Records shown

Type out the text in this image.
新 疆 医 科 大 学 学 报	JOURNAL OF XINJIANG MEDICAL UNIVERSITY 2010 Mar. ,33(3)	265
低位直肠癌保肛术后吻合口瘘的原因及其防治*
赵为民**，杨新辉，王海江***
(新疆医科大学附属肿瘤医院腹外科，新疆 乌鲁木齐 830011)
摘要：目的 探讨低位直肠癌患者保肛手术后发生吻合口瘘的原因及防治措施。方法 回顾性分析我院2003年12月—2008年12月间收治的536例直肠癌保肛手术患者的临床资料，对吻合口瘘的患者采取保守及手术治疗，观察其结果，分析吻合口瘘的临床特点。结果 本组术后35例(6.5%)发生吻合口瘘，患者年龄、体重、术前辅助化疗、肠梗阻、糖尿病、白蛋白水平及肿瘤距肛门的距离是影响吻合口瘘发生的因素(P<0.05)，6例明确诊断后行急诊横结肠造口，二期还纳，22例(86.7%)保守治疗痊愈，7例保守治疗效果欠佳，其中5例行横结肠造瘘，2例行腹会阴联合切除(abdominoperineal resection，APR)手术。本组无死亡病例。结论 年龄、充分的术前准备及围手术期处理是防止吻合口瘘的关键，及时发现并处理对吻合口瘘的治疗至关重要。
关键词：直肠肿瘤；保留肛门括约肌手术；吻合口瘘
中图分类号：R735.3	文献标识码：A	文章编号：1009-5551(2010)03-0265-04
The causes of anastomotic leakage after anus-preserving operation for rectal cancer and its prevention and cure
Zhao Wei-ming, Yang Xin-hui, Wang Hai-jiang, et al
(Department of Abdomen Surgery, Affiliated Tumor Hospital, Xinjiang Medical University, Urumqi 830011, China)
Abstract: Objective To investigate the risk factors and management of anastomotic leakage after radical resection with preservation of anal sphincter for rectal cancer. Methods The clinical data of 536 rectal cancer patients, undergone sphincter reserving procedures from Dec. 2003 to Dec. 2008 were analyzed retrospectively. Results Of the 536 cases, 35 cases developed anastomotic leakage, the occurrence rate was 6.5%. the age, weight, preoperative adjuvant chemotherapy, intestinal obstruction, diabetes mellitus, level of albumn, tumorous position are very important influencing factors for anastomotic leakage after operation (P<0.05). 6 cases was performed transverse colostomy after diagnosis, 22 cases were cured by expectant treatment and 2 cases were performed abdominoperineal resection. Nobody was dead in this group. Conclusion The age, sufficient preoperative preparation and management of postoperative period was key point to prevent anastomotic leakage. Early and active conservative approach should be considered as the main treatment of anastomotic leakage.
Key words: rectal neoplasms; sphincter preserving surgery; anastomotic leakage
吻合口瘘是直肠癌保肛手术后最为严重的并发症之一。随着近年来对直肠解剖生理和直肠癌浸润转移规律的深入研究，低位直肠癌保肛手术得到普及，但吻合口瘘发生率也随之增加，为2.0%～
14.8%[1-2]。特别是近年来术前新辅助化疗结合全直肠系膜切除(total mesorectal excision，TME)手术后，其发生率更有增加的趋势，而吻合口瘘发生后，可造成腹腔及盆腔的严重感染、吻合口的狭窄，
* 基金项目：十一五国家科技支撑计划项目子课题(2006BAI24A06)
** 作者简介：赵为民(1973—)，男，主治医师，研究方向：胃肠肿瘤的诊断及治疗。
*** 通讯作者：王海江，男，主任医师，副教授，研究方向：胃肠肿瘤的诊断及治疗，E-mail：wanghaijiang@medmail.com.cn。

What you are asked to do
Using the listing above, pick out each line that contains the word "preserving", then copy it.

Answer below
The causes of anastomotic leakage after anus-preserving operation for rectal cancer and its prevention and cure
Key words: rectal neoplasms; sphincter preserving surgery; anastomotic leakage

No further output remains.